*Directive:* Drop the pictures from the entries below, then reproduce the rest exactly.

*Information given:*
###
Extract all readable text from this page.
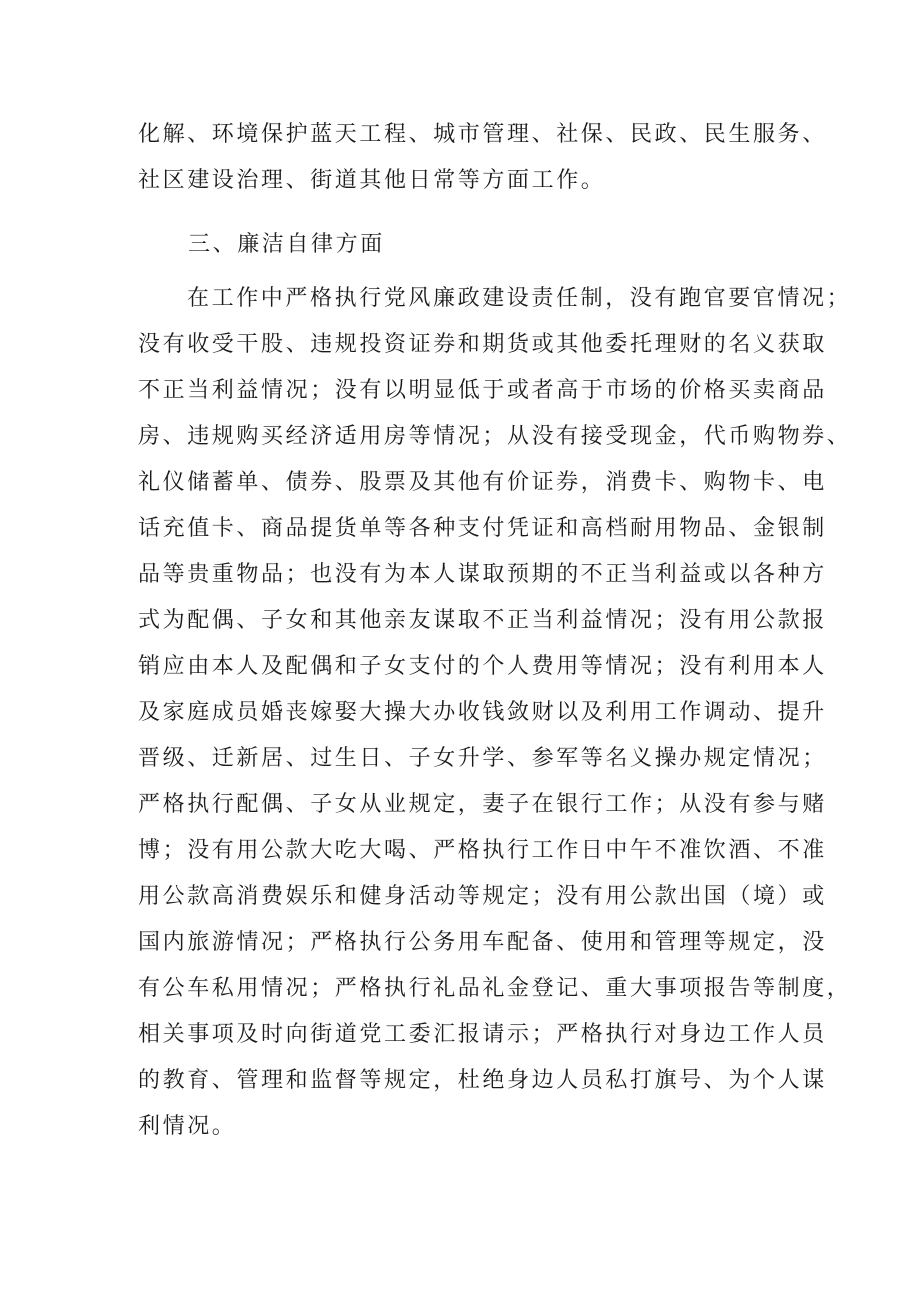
化解、环境保护蓝天工程、城市管理、社保、民政、民生服务、
社区建设治理、街道其他日常等方面工作。
三、廉洁自律方面
在工作中严格执行党风廉政建设责任制，没有跑官要官情况；
没有收受干股、违规投资证券和期货或其他委托理财的名义获取
不正当利益情况；没有以明显低于或者高于市场的价格买卖商品
房、违规购买经济适用房等情况；从没有接受现金，代币购物券、
礼仪储蓄单、债券、股票及其他有价证券，消费卡、购物卡、电
话充值卡、商品提货单等各种支付凭证和高档耐用物品、金银制
品等贵重物品；也没有为本人谋取预期的不正当利益或以各种方
式为配偶、子女和其他亲友谋取不正当利益情况；没有用公款报
销应由本人及配偶和子女支付的个人费用等情况；没有利用本人
及家庭成员婚丧嫁娶大操大办收钱敛财以及利用工作调动、提升
晋级、迁新居、过生日、子女升学、参军等名义操办规定情况；
严格执行配偶、子女从业规定，妻子在银行工作；从没有参与赌
博；没有用公款大吃大喝、严格执行工作日中午不准饮酒、不准
用公款高消费娱乐和健身活动等规定；没有用公款出国（境）或
国内旅游情况；严格执行公务用车配备、使用和管理等规定，没
有公车私用情况；严格执行礼品礼金登记、重大事项报告等制度，
相关事项及时向街道党工委汇报请示；严格执行对身边工作人员
的教育、管理和监督等规定，杜绝身边人员私打旗号、为个人谋
利情况。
###
*Full response:*
Extract all readable text from this page.
化解、环境保护蓝天工程、城市管理、社保、民政、民生服务、
社区建设治理、街道其他日常等方面工作。
三、廉洁自律方面
在工作中严格执行党风廉政建设责任制，没有跑官要官情况；
没有收受干股、违规投资证券和期货或其他委托理财的名义获取
不正当利益情况；没有以明显低于或者高于市场的价格买卖商品
房、违规购买经济适用房等情况；从没有接受现金，代币购物券、
礼仪储蓄单、债券、股票及其他有价证券，消费卡、购物卡、电
话充值卡、商品提货单等各种支付凭证和高档耐用物品、金银制
品等贵重物品；也没有为本人谋取预期的不正当利益或以各种方
式为配偶、子女和其他亲友谋取不正当利益情况；没有用公款报
销应由本人及配偶和子女支付的个人费用等情况；没有利用本人
及家庭成员婚丧嫁娶大操大办收钱敛财以及利用工作调动、提升
晋级、迁新居、过生日、子女升学、参军等名义操办规定情况；
严格执行配偶、子女从业规定，妻子在银行工作；从没有参与赌
博；没有用公款大吃大喝、严格执行工作日中午不准饮酒、不准
用公款高消费娱乐和健身活动等规定；没有用公款出国（境）或
国内旅游情况；严格执行公务用车配备、使用和管理等规定，没
有公车私用情况；严格执行礼品礼金登记、重大事项报告等制度，
相关事项及时向街道党工委汇报请示；严格执行对身边工作人员
的教育、管理和监督等规定，杜绝身边人员私打旗号、为个人谋
利情况。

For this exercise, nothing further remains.